> Short task
Copy out all lines of the records in which the word "username" appears.

Dataset items
---

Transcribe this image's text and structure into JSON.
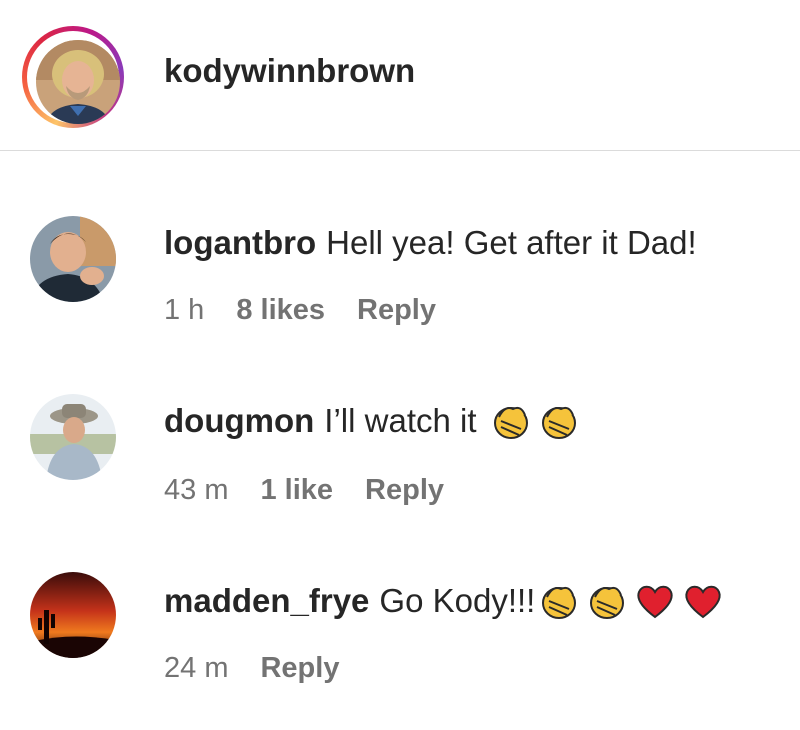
{
  "header": {
    "username": "kodywinnbrown",
    "ring_colors": [
      "#fdc468",
      "#dc2743",
      "#bc1888"
    ]
  },
  "comments": [
    {
      "username": "logantbro",
      "text": "Hell yea! Get after it Dad!",
      "time": "1 h",
      "likes": "8 likes",
      "reply": "Reply",
      "emojis": []
    },
    {
      "username": "dougmon",
      "text": "I’ll watch it",
      "time": "43 m",
      "likes": "1 like",
      "reply": "Reply",
      "emojis": [
        "clapping-hands-icon",
        "clapping-hands-icon"
      ]
    },
    {
      "username": "madden_frye",
      "text": "Go Kody!!!",
      "time": "24 m",
      "likes": "",
      "reply": "Reply",
      "emojis": [
        "clapping-hands-icon",
        "clapping-hands-icon",
        "red-heart-icon",
        "red-heart-icon"
      ]
    }
  ],
  "colors": {
    "text": "#262626",
    "meta": "#737373",
    "divider": "#dbdbdb",
    "heart": "#e0202e",
    "clap": "#f5c33b"
  }
}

---

> Exercise response
    "username": "kodywinnbrown",
      "username": "logantbro",
      "username": "dougmon",
      "username": "madden_frye",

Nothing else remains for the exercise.